[Prompt] Pictures within the data are to be left out; everything else must be reproduced exactly.

[Stored records]
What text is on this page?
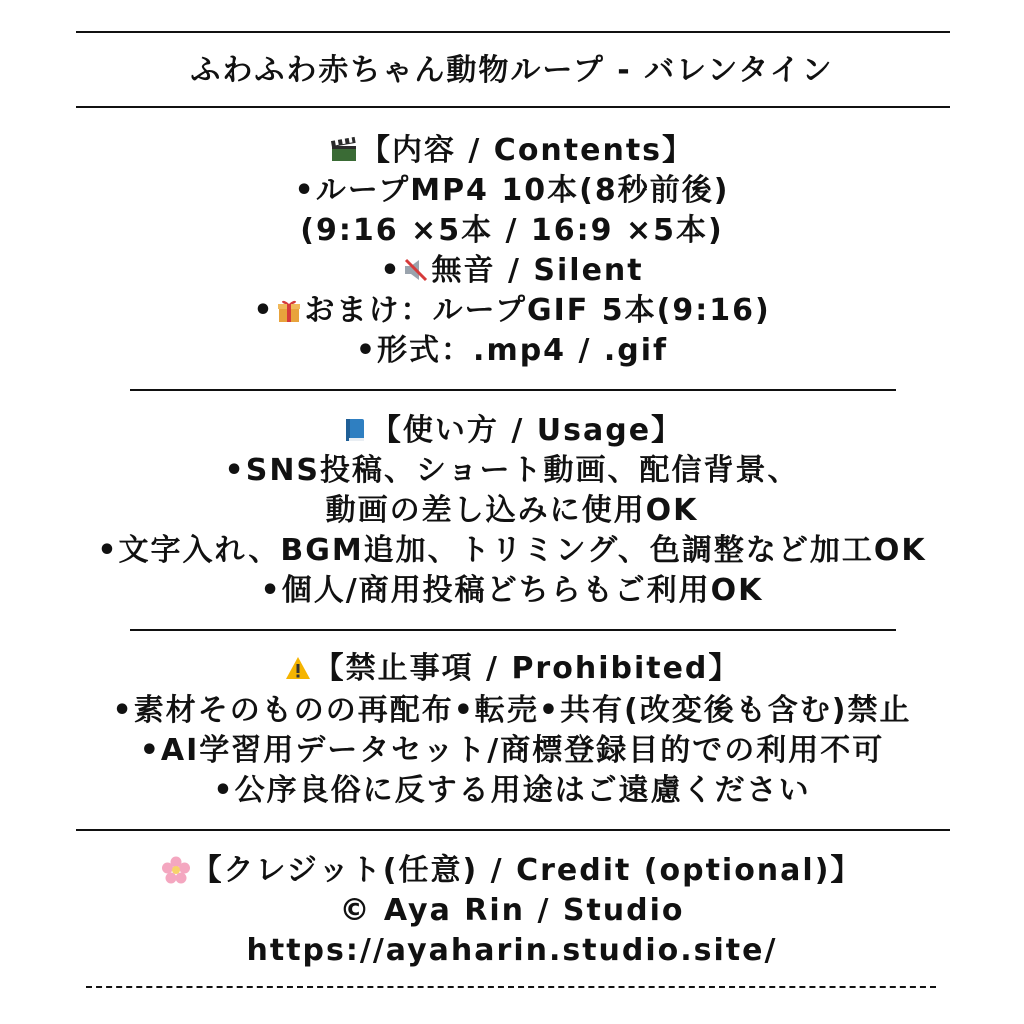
ふわふわ赤ちゃん動物ループ - バレンタイン
【内容 / Contents】
•ループMP4 10本(8秒前後)
(9:16 ×5本 / 16:9 ×5本)
• 無音 / Silent
• おまけ：ループGIF 5本(9:16)
•形式：.mp4 / .gif
【使い方 / Usage】
•SNS投稿、ショート動画、配信背景、
動画の差し込みに使用OK
•文字入れ、BGM追加、トリミング、色調整など加工OK
•個人/商用投稿どちらもご利用OK
【禁止事項 / Prohibited】
•素材そのものの再配布•転売•共有(改変後も含む)禁止
•AI学習用データセット/商標登録目的での利用不可
•公序良俗に反する用途はご遠慮ください
【クレジット(任意) / Credit (optional)】
© Aya Rin / Studio
https://ayaharin.studio.site/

[Correct result]
What text is on this page?
ふわふわ赤ちゃん動物ループ - バレンタイン
【内容 / Contents】
•ループMP4 10本(8秒前後)
(9:16 ×5本 / 16:9 ×5本)
• 無音 / Silent
• おまけ：ループGIF 5本(9:16)
•形式：.mp4 / .gif
【使い方 / Usage】
•SNS投稿、ショート動画、配信背景、
動画の差し込みに使用OK
•文字入れ、BGM追加、トリミング、色調整など加工OK
•個人/商用投稿どちらもご利用OK
【禁止事項 / Prohibited】
•素材そのものの再配布•転売•共有(改変後も含む)禁止
•AI学習用データセット/商標登録目的での利用不可
•公序良俗に反する用途はご遠慮ください
【クレジット(任意) / Credit (optional)】
© Aya Rin / Studio
https://ayaharin.studio.site/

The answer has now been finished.